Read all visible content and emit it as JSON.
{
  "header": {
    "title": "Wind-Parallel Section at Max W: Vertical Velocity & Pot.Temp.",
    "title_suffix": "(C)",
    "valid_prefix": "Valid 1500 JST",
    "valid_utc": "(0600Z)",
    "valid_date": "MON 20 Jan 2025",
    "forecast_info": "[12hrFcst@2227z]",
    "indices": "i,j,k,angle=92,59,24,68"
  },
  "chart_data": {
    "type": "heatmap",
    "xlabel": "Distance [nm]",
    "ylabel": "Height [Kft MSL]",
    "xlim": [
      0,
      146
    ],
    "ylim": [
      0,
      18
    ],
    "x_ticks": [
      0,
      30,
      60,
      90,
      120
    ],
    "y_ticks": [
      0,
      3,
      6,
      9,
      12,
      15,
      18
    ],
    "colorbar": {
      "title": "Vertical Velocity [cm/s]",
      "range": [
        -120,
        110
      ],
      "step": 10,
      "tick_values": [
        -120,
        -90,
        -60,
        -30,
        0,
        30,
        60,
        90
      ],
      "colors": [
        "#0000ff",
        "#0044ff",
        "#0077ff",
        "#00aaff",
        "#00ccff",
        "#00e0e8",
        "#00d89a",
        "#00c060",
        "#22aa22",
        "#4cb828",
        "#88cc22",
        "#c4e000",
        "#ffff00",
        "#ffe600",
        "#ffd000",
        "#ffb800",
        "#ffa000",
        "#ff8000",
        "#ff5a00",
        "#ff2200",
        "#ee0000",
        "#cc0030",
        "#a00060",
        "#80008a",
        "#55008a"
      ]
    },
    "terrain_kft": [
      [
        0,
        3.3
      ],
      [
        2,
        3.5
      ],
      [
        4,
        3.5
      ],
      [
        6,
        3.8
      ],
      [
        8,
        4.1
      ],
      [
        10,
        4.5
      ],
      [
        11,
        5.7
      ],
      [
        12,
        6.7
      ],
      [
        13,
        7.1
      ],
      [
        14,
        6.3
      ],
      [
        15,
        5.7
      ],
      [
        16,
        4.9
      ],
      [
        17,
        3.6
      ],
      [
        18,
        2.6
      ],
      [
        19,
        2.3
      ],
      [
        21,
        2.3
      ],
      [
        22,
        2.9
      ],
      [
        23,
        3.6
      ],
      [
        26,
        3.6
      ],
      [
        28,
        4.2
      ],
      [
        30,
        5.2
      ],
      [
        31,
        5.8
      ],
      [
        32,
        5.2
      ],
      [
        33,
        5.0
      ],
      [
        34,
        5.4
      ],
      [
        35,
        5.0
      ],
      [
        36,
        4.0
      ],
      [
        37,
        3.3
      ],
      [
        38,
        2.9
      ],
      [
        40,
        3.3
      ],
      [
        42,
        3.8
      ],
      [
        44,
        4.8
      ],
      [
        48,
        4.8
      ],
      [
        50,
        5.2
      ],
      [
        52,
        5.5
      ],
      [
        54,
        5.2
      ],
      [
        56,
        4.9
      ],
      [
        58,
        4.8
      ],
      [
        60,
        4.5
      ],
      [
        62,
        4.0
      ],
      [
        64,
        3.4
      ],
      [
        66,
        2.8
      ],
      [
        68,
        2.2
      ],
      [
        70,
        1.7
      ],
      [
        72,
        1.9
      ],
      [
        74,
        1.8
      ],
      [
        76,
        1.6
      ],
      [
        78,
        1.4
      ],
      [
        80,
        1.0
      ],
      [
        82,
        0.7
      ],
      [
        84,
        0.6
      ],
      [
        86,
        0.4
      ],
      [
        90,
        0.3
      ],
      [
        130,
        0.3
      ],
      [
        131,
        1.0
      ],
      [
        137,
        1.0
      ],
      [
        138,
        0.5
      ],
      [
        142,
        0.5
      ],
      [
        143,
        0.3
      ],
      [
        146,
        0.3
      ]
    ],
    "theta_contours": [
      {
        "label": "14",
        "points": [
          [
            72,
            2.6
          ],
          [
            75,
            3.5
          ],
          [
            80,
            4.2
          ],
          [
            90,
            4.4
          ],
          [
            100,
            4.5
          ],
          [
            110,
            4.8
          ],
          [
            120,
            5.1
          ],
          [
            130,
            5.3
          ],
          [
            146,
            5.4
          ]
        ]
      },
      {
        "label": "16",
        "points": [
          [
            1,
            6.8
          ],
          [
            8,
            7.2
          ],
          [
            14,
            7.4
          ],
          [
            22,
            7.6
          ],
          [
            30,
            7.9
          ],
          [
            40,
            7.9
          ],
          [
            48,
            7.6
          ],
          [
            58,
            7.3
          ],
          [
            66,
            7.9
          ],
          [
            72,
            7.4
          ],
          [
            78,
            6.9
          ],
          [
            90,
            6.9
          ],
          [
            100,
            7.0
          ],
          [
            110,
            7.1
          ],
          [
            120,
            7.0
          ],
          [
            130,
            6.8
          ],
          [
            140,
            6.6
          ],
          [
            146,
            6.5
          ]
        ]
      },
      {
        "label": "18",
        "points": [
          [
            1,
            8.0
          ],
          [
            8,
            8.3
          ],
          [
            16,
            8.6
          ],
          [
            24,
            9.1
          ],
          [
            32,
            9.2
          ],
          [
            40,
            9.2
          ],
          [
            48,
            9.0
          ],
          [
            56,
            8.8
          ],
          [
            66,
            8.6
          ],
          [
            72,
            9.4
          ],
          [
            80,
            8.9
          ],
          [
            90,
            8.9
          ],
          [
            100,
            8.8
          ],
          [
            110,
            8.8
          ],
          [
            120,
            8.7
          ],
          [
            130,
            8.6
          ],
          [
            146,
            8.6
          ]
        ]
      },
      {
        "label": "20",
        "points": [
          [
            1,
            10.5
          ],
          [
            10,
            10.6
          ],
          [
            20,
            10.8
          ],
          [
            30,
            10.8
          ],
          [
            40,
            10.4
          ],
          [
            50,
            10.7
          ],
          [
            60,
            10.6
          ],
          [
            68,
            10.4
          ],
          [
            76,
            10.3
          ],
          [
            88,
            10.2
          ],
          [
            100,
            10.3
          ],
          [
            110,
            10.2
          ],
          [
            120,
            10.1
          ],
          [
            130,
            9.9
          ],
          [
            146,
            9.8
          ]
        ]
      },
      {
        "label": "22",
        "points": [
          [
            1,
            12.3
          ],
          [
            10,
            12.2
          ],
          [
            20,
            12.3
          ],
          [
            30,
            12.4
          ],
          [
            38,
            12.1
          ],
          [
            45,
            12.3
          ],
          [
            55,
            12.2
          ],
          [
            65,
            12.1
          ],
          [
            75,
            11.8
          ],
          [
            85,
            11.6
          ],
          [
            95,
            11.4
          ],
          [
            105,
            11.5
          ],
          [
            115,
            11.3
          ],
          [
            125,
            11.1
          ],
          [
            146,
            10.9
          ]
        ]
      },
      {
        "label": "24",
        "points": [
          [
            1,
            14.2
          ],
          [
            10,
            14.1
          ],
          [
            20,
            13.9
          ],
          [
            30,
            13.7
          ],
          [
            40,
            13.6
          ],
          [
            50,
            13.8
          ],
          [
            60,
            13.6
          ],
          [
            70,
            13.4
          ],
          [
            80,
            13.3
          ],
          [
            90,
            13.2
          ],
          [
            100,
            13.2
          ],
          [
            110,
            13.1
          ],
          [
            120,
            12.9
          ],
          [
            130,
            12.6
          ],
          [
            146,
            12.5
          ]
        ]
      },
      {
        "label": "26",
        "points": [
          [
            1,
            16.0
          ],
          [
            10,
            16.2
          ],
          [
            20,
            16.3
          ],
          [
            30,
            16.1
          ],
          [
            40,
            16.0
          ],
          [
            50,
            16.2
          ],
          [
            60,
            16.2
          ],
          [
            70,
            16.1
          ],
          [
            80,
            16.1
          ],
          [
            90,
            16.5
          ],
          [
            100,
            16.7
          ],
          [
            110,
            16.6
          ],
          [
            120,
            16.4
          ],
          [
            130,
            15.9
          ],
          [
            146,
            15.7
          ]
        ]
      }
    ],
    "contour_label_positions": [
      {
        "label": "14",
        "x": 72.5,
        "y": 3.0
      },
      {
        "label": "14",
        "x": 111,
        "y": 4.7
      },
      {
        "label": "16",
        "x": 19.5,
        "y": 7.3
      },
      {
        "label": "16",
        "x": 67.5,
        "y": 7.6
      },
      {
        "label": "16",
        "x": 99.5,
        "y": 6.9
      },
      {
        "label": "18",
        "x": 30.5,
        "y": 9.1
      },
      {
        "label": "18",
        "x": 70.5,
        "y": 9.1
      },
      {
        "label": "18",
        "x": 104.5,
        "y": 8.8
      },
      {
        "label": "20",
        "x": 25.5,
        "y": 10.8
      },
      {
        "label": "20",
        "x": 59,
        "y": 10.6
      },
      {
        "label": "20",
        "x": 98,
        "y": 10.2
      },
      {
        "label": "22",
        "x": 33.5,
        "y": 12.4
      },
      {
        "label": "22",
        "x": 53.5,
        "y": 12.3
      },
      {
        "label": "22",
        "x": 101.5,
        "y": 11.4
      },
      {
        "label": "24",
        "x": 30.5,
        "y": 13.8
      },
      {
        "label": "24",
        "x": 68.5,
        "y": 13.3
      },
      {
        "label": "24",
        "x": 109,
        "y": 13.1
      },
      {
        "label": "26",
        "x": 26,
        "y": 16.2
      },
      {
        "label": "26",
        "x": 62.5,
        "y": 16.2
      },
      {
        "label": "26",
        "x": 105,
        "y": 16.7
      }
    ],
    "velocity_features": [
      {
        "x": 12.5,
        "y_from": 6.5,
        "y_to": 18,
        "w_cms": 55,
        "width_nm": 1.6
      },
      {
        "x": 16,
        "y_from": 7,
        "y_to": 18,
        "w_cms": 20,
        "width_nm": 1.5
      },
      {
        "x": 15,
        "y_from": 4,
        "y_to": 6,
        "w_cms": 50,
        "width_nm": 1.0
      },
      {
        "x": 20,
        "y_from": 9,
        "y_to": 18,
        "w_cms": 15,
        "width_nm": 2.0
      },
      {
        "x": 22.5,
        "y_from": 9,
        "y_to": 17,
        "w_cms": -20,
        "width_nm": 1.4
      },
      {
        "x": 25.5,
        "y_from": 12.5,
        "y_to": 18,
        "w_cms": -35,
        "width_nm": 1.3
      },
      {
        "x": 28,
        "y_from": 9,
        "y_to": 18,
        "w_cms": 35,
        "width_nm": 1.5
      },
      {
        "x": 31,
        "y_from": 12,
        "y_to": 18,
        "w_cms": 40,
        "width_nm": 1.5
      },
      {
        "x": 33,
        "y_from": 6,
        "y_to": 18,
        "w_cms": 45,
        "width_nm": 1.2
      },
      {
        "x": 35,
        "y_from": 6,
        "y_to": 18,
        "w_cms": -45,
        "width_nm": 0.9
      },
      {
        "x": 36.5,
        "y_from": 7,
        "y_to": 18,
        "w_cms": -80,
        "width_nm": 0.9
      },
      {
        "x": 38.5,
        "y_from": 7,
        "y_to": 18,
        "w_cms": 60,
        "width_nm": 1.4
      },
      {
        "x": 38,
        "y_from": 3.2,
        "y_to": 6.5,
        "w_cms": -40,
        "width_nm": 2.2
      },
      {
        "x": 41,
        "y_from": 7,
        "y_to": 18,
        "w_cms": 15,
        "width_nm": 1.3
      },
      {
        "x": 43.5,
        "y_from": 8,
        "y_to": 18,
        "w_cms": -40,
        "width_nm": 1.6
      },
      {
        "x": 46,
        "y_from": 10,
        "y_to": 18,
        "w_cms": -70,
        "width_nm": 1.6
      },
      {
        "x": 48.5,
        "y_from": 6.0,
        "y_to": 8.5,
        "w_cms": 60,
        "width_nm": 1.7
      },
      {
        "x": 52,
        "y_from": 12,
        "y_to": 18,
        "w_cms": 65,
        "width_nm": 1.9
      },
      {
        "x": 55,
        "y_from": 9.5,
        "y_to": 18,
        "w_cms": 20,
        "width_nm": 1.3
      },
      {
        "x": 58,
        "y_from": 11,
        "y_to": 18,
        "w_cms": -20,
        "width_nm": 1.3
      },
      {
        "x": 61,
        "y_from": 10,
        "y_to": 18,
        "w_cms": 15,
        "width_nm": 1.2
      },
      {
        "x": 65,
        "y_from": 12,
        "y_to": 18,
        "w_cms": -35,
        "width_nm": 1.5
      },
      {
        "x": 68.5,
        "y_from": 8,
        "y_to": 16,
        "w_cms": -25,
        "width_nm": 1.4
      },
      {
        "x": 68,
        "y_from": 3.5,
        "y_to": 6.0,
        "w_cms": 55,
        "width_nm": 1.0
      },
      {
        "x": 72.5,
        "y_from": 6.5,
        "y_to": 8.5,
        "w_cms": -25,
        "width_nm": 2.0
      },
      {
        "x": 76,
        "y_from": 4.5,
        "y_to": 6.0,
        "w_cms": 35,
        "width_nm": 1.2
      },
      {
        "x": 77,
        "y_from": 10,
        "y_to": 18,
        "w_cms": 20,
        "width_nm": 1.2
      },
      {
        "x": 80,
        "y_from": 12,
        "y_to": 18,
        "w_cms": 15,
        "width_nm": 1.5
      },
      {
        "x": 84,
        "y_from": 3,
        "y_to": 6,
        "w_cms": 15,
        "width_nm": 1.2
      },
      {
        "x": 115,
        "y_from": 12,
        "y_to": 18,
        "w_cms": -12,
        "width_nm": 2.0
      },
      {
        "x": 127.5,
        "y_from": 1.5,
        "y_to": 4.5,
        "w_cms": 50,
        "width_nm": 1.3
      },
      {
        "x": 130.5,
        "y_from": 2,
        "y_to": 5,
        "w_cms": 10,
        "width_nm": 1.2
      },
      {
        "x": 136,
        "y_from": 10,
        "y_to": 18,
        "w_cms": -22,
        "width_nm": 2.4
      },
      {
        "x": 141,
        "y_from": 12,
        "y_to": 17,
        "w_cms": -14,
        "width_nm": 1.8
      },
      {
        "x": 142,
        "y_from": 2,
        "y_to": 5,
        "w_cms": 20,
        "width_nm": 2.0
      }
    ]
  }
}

...

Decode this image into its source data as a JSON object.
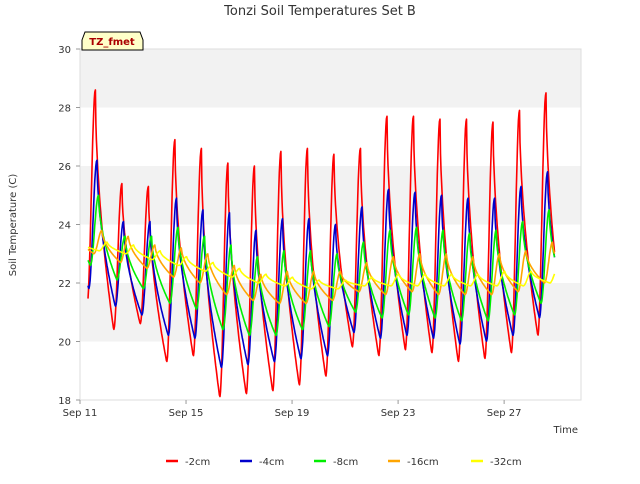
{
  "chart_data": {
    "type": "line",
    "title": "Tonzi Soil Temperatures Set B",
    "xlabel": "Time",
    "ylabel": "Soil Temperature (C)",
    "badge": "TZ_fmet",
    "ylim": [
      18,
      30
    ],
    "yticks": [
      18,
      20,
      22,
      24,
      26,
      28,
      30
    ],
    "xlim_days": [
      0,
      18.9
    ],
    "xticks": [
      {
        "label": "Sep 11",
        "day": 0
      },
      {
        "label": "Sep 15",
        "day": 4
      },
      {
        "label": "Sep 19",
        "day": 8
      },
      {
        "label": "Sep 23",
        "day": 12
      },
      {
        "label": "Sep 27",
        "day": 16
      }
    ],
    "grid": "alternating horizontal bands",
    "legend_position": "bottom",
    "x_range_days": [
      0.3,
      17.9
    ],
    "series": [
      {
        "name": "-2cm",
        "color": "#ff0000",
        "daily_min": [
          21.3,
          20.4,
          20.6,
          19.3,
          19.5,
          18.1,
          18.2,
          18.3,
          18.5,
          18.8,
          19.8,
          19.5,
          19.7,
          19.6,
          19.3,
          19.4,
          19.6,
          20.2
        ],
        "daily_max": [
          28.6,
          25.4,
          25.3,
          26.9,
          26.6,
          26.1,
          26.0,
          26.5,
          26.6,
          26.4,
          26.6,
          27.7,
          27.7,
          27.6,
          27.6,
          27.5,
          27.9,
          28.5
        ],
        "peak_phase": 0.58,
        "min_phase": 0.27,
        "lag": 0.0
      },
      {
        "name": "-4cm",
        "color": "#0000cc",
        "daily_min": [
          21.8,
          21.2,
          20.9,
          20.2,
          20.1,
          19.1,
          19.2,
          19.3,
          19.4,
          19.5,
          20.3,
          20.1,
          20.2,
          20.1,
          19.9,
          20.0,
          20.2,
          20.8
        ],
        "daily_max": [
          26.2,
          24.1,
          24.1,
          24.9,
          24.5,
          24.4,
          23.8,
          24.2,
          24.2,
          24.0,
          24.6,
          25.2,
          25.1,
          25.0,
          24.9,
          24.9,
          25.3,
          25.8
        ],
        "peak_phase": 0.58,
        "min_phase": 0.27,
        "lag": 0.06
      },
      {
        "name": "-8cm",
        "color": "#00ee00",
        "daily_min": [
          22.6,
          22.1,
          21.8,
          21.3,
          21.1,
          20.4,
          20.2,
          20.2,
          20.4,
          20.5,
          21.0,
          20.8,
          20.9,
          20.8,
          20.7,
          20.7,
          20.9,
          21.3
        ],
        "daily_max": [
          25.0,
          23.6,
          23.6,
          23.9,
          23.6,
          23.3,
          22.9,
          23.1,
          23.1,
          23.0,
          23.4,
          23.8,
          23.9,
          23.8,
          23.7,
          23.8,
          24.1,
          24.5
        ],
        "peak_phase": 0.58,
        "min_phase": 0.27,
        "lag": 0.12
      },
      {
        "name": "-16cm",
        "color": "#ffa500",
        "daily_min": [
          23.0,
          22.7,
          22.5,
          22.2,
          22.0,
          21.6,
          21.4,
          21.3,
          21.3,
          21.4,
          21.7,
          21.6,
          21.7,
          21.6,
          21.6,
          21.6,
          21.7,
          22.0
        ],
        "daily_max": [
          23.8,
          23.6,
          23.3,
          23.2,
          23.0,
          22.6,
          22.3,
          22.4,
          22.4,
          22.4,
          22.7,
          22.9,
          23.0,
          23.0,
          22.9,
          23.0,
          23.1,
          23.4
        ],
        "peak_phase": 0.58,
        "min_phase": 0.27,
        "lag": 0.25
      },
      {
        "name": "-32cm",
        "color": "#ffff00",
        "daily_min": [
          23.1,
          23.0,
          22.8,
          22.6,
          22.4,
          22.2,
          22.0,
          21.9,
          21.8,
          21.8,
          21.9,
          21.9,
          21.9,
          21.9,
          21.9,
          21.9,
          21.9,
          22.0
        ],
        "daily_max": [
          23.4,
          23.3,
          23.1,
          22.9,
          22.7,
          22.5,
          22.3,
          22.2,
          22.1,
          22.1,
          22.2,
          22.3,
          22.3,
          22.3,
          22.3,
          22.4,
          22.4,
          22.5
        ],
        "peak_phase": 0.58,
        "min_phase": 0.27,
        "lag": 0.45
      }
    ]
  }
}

◆ TASK
State how many lines of the listing hold the string "name"; reply with the number and nothing else.

◆ SOLUTION TO THE EXERCISE
5